Input records =>
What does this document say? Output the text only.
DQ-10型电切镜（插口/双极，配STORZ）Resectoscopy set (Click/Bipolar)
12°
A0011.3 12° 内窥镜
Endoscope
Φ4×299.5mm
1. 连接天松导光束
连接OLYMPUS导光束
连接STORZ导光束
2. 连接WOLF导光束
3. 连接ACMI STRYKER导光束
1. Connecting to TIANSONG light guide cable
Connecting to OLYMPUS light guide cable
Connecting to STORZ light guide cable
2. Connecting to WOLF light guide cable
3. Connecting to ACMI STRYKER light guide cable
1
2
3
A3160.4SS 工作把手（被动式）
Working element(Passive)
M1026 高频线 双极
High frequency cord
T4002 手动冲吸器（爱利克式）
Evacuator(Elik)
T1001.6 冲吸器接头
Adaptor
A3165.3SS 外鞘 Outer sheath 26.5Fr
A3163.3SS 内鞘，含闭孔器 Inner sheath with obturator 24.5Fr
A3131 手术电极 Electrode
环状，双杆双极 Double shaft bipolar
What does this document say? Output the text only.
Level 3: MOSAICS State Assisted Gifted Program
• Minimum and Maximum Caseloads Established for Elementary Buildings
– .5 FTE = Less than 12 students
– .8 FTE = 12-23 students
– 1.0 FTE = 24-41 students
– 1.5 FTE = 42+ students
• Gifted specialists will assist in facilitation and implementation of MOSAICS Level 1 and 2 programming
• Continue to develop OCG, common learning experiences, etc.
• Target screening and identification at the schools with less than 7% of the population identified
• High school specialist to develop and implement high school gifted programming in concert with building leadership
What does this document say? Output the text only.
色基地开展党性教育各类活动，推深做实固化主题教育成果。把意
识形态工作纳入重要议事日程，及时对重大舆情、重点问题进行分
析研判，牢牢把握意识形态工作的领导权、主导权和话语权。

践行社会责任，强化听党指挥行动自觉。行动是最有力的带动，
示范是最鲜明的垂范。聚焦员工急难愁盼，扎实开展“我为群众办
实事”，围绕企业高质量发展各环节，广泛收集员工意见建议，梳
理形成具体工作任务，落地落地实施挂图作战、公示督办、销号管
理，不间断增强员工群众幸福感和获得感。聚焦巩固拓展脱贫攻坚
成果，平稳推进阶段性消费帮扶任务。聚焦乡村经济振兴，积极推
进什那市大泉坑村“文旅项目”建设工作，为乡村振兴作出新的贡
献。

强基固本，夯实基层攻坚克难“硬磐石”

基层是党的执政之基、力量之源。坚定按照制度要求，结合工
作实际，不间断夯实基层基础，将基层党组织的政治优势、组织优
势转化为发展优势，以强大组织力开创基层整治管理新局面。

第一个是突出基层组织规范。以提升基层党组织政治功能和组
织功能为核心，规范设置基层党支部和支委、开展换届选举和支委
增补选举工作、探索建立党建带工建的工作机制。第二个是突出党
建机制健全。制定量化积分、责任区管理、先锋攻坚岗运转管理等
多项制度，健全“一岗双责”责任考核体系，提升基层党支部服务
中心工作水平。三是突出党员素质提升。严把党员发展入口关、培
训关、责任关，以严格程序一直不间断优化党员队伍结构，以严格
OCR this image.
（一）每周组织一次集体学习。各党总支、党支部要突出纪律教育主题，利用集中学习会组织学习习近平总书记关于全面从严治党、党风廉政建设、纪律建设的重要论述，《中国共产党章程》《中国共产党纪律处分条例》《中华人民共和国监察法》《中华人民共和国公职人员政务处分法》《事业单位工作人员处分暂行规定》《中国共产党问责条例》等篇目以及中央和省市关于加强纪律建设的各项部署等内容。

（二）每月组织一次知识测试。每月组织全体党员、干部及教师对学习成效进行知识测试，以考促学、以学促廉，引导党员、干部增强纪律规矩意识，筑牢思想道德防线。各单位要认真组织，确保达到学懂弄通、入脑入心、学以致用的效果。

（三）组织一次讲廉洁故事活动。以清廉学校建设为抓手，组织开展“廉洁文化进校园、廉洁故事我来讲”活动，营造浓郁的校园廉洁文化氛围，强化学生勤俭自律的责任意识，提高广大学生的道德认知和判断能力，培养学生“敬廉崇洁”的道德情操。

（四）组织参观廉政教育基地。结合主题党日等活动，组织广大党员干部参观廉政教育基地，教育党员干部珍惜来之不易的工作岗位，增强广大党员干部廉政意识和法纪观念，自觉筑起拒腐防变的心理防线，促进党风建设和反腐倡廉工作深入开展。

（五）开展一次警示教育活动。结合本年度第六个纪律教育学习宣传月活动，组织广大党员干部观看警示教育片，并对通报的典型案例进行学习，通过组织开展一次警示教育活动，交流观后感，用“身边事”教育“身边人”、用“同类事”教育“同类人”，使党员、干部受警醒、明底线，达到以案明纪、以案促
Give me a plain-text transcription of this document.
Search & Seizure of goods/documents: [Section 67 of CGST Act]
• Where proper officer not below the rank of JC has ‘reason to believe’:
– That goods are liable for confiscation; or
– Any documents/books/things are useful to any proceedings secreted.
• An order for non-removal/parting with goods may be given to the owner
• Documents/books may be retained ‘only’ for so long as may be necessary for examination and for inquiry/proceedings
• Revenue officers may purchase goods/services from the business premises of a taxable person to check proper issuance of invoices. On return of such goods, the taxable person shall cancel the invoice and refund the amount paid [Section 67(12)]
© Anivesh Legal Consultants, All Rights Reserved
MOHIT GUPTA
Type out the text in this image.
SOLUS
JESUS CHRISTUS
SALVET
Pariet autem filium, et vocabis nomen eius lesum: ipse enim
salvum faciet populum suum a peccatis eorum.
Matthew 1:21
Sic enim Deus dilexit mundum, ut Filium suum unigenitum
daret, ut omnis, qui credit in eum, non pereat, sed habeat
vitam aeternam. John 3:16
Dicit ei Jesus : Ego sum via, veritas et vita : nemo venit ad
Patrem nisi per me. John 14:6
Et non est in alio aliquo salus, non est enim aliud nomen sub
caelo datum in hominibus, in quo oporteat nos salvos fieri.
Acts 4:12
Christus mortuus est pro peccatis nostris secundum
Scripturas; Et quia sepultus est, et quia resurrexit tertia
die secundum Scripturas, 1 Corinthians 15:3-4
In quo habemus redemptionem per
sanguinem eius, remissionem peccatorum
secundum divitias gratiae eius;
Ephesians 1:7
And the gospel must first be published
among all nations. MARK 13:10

What to work on => Copy out each line of the listing that holds "High".

The output =>
High frequency cord
• High school specialist to develop and implement high school gifted programming in concert with building leadership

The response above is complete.